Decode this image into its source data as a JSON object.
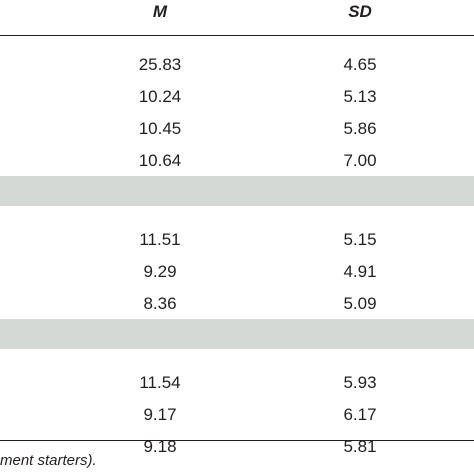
{
  "table": {
    "header": [
      "M",
      "SD"
    ],
    "sections": [
      {
        "rows": [
          [
            "25.83",
            "4.65"
          ],
          [
            "10.24",
            "5.13"
          ],
          [
            "10.45",
            "5.86"
          ],
          [
            "10.64",
            "7.00"
          ]
        ]
      },
      {
        "rows": [
          [
            "11.51",
            "5.15"
          ],
          [
            "9.29",
            "4.91"
          ],
          [
            "8.36",
            "5.09"
          ]
        ]
      },
      {
        "rows": [
          [
            "11.54",
            "5.93"
          ],
          [
            "9.17",
            "6.17"
          ],
          [
            "9.18",
            "5.81"
          ]
        ]
      }
    ]
  },
  "footnote": "ment starters)."
}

■ SET TASK
Using the data above, write out every line exactly, leaving the images behind.

■ EXPECTED OUTPUT
Decode this image into its source data as a JSON object.
{
  "table": {
    "header": [
      "M",
      "SD"
    ],
    "sections": [
      {
        "rows": [
          [
            "25.83",
            "4.65"
          ],
          [
            "10.24",
            "5.13"
          ],
          [
            "10.45",
            "5.86"
          ],
          [
            "10.64",
            "7.00"
          ]
        ]
      },
      {
        "rows": [
          [
            "11.51",
            "5.15"
          ],
          [
            "9.29",
            "4.91"
          ],
          [
            "8.36",
            "5.09"
          ]
        ]
      },
      {
        "rows": [
          [
            "11.54",
            "5.93"
          ],
          [
            "9.17",
            "6.17"
          ],
          [
            "9.18",
            "5.81"
          ]
        ]
      }
    ]
  },
  "footnote": "ment starters)."
}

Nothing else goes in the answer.